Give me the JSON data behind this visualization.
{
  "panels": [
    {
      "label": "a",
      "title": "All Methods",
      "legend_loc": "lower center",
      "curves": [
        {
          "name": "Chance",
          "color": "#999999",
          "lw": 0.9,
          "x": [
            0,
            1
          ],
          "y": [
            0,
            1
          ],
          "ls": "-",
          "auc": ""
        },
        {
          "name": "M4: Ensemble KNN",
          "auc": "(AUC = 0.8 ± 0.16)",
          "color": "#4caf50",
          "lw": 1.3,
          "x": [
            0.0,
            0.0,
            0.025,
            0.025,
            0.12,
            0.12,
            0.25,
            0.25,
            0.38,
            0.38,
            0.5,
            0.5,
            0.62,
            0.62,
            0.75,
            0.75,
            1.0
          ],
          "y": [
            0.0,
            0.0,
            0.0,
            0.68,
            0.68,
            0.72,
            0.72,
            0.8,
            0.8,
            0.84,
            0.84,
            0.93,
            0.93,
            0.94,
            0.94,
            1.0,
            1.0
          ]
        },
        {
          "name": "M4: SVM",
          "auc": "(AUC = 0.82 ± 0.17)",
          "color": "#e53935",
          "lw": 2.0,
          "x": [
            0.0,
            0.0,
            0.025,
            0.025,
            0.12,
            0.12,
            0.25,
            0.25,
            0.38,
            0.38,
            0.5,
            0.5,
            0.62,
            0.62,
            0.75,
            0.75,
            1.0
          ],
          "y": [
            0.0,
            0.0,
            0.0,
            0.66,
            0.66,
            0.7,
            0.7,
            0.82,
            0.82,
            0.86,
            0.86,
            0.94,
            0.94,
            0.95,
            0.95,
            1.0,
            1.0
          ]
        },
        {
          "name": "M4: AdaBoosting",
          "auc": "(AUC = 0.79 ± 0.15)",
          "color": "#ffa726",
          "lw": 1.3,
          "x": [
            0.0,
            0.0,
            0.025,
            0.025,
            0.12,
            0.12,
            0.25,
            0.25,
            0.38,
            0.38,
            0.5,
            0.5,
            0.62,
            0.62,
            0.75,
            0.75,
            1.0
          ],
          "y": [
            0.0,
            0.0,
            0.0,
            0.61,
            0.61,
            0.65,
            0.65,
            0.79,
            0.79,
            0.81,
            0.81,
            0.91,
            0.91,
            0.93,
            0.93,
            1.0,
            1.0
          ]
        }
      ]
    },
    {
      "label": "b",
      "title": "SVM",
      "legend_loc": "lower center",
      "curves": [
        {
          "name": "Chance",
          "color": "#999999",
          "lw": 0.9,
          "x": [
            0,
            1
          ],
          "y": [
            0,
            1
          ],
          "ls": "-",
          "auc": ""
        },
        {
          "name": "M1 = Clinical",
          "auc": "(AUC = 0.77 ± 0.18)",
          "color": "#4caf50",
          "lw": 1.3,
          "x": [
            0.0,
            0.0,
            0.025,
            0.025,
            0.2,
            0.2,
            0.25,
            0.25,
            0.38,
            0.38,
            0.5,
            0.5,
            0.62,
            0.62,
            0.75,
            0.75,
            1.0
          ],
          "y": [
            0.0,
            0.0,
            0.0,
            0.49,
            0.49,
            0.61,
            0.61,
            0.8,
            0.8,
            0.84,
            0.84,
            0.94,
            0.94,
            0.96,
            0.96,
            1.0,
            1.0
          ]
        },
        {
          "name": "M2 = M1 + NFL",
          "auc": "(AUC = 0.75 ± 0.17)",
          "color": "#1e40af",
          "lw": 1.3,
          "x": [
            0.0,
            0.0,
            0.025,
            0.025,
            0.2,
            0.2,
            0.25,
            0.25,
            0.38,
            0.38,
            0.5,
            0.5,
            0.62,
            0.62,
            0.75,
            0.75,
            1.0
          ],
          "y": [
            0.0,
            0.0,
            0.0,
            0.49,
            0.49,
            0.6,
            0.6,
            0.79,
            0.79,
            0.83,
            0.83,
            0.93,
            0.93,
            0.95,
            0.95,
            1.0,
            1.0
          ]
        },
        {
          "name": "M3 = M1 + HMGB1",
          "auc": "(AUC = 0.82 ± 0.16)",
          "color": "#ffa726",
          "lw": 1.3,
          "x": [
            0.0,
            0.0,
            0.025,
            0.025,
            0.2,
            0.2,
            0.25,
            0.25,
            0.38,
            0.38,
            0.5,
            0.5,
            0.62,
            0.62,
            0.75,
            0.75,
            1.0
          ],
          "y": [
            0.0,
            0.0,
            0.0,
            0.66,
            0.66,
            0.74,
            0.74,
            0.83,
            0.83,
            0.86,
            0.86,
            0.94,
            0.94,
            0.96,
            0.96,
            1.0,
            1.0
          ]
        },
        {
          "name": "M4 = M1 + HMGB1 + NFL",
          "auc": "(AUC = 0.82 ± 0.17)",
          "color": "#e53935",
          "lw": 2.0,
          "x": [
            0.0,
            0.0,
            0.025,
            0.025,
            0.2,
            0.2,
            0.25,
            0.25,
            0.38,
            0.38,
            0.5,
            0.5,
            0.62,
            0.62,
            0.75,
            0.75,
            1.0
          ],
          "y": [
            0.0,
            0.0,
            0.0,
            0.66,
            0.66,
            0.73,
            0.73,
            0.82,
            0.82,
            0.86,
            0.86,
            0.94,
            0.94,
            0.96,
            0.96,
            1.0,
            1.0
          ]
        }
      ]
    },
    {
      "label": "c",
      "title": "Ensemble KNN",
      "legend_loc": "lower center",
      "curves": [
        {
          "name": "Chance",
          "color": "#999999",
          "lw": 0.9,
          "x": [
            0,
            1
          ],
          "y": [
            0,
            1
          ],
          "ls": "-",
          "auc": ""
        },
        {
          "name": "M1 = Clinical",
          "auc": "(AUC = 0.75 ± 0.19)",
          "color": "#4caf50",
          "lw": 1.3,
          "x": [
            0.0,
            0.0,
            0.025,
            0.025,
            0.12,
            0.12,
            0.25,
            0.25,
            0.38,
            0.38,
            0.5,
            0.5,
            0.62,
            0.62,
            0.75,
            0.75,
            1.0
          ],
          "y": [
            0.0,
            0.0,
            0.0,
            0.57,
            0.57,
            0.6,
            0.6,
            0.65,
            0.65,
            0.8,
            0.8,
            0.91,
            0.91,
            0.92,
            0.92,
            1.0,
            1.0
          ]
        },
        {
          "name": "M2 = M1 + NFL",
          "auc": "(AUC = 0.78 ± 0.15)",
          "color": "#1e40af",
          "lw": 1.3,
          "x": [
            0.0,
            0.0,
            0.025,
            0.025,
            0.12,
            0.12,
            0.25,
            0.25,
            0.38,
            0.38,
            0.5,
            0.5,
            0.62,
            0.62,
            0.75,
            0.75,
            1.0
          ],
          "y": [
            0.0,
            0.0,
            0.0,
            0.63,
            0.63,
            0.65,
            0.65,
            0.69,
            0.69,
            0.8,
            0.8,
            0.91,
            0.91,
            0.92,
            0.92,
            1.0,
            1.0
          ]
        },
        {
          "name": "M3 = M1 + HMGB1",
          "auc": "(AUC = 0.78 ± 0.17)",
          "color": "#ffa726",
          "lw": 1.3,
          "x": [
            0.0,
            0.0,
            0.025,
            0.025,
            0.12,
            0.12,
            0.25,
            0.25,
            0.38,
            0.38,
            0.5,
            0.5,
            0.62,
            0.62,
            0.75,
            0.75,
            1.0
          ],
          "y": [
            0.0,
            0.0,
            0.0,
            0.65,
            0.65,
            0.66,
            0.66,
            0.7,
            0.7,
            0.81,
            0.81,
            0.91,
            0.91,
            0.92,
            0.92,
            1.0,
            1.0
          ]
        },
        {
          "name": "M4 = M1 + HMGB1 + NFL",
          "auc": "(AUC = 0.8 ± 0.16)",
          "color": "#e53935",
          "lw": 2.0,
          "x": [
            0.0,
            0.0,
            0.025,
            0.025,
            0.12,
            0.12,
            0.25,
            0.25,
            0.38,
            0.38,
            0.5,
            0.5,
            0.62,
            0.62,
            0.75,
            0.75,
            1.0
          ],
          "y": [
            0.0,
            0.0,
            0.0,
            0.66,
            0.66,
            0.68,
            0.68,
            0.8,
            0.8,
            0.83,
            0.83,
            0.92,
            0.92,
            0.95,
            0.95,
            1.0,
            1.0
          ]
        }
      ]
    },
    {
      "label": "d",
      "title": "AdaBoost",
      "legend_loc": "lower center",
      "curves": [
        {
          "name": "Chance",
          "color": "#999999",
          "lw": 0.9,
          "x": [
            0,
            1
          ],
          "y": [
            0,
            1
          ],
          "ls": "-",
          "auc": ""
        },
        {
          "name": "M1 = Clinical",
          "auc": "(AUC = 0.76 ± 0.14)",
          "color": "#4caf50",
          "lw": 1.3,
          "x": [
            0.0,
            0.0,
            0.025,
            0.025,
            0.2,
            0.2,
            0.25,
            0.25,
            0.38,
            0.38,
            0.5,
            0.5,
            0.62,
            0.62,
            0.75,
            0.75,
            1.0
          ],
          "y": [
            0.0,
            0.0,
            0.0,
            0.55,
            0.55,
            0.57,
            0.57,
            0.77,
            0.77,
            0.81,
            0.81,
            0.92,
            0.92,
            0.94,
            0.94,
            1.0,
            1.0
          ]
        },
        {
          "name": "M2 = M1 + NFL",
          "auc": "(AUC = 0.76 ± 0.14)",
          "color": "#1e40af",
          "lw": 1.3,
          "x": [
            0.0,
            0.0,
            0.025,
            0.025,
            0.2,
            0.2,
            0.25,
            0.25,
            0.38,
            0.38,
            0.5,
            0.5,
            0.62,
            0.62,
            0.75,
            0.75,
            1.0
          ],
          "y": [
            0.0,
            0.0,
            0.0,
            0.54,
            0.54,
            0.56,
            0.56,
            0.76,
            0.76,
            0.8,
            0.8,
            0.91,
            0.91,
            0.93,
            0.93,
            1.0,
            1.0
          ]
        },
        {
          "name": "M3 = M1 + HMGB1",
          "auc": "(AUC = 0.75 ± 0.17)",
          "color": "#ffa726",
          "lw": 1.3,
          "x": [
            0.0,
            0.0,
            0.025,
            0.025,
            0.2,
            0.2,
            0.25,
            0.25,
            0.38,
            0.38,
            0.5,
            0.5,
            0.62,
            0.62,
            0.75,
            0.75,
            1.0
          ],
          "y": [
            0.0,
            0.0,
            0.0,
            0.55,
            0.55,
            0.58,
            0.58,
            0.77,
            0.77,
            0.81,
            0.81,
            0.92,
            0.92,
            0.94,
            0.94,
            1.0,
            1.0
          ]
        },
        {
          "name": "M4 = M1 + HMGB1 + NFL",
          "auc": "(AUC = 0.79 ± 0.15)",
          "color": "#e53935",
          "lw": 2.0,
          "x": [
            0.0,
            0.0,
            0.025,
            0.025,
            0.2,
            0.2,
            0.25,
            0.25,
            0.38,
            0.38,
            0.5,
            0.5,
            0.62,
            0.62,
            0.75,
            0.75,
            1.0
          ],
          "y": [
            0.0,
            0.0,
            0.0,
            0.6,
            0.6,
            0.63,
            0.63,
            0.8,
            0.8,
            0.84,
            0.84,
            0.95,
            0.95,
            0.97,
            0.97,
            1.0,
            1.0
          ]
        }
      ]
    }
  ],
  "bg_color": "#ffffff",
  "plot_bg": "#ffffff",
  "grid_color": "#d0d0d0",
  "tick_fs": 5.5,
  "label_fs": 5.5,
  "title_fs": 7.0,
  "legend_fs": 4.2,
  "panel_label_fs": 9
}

Given problem:
Check each line of the records above for the string "Ensemble", and report every line that has it.

Written solution:
          "name": "M4: Ensemble KNN",
      "title": "Ensemble KNN",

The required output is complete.